• _EXERCISE REQUIREMENTS_
Filter the entries, keeping every line with the word "本周行情".

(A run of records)
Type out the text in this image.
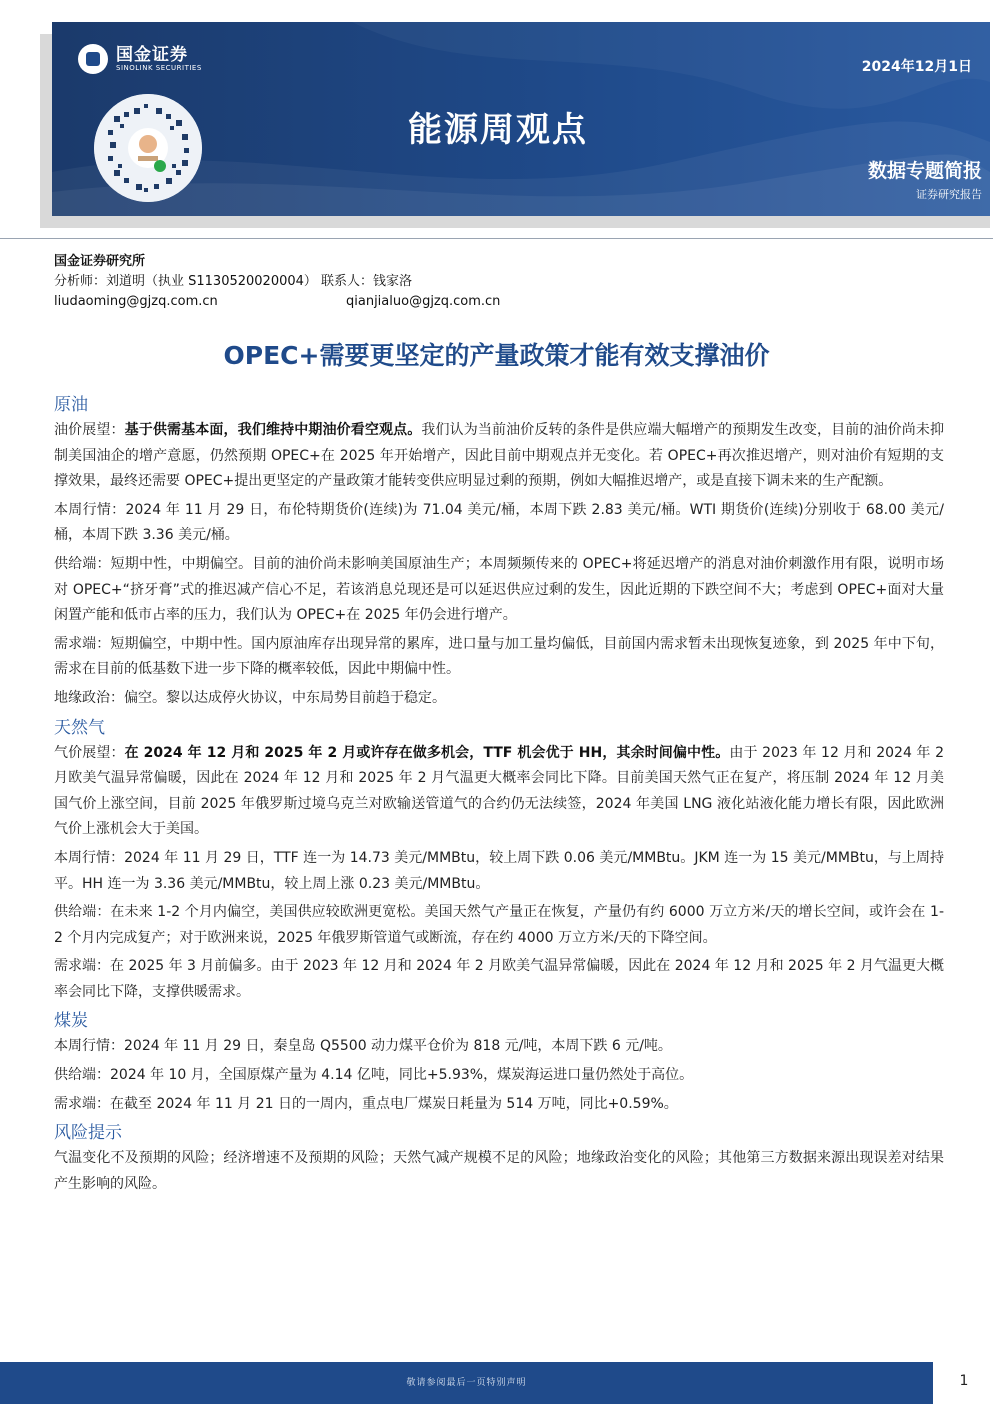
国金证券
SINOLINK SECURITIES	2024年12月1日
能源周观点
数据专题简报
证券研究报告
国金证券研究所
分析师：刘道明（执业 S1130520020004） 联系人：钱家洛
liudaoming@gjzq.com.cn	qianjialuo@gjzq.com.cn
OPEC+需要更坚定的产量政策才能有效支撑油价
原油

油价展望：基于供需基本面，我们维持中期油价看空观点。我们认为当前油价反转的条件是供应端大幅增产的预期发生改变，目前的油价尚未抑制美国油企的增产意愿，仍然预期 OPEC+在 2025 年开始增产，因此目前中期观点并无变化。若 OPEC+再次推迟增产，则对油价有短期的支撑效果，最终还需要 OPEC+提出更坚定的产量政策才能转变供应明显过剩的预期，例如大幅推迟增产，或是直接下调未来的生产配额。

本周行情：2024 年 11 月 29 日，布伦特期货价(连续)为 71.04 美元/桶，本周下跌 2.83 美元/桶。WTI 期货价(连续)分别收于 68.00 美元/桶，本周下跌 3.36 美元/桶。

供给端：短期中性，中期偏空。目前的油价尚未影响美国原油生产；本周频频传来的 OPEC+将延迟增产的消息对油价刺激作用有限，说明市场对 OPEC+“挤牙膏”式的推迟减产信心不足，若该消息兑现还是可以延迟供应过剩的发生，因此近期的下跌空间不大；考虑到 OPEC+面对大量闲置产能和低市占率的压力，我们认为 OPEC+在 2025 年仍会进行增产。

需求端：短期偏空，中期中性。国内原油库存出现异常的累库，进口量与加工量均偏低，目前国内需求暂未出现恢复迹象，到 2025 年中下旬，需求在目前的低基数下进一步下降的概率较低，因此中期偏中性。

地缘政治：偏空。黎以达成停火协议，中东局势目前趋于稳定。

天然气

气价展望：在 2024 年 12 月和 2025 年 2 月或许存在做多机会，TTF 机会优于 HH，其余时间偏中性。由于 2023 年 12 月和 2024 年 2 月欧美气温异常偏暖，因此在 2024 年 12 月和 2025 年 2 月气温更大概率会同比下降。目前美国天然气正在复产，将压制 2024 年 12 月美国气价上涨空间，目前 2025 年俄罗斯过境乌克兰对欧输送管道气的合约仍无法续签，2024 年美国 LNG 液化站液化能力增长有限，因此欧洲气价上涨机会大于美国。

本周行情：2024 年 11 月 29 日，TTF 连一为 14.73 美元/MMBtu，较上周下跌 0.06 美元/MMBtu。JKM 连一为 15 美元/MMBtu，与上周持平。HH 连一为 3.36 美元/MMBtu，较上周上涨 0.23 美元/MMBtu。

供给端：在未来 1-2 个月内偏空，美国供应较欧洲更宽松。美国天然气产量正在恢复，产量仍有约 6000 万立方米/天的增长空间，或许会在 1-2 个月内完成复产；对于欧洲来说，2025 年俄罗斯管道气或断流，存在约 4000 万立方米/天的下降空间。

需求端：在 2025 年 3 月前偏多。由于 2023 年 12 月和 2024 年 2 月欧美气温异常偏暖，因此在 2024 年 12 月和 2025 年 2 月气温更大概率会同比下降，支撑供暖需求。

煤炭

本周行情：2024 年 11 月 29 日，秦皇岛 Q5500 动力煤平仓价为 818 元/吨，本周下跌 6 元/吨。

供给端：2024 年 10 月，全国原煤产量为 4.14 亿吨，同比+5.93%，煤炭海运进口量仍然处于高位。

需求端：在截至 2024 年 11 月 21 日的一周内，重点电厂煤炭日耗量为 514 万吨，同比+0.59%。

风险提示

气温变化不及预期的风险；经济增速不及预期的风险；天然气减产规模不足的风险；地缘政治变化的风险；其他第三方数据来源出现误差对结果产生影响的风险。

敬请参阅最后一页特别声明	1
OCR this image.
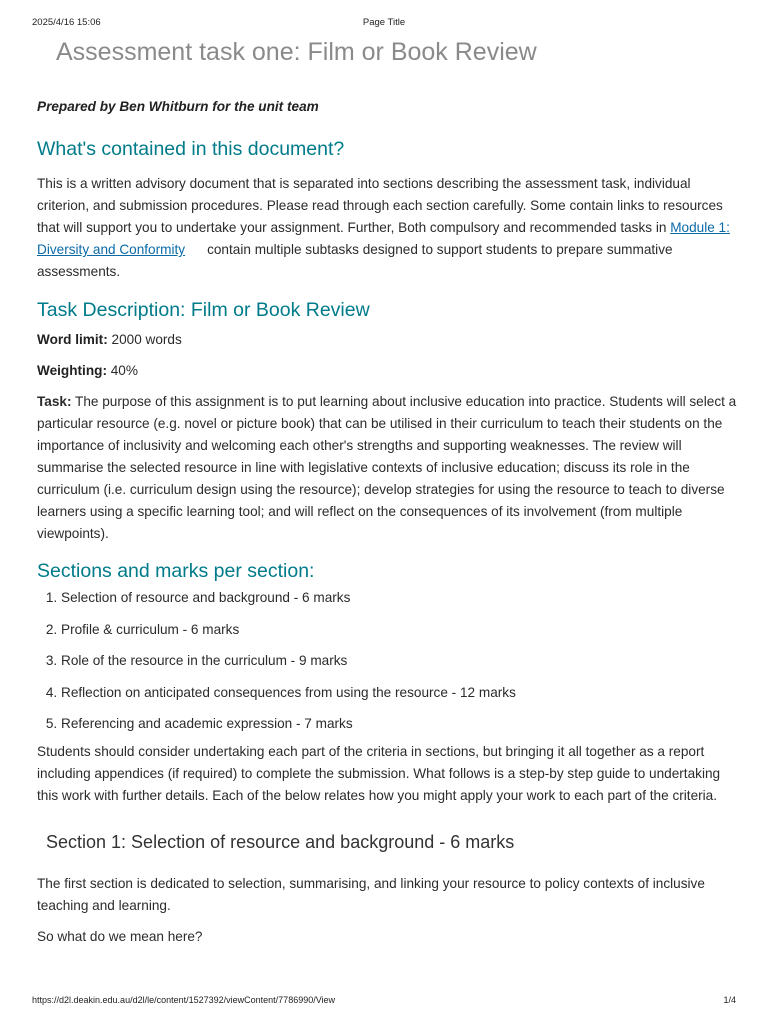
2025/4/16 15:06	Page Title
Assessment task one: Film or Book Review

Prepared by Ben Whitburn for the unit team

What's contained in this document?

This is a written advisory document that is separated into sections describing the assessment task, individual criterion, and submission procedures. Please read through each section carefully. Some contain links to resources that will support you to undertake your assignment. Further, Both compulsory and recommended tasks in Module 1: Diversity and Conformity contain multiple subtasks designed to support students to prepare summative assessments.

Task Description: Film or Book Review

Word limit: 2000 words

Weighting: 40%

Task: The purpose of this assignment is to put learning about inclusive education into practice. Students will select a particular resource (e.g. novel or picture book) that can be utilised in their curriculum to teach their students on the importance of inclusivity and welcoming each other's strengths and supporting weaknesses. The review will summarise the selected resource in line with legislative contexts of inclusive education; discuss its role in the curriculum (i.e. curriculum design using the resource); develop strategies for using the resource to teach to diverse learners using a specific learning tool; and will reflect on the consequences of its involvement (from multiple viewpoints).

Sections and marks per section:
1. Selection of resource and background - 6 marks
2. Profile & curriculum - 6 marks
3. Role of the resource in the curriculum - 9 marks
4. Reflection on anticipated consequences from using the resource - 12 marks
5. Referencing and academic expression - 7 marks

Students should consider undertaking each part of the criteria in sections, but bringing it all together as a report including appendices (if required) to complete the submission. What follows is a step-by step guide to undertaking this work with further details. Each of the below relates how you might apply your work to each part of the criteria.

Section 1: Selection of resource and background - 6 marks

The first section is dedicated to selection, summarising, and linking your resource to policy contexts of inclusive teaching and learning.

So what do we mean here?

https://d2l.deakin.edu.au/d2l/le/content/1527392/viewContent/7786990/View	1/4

• _THE REPLY_
本周行情：2024 年 11 月 29 日，布伦特期货价(连续)为 71.04 美元/桶，本周下跌 2.83 美元/桶。WTI 期货价(连续)分别收于 68.00 美元/桶，本周下跌 3.36 美元/桶。
本周行情：2024 年 11 月 29 日，TTF 连一为 14.73 美元/MMBtu，较上周下跌 0.06 美元/MMBtu。JKM 连一为 15 美元/MMBtu，与上周持平。HH 连一为 3.36 美元/MMBtu，较上周上涨 0.23 美元/MMBtu。
本周行情：2024 年 11 月 29 日，秦皇岛 Q5500 动力煤平仓价为 818 元/吨，本周下跌 6 元/吨。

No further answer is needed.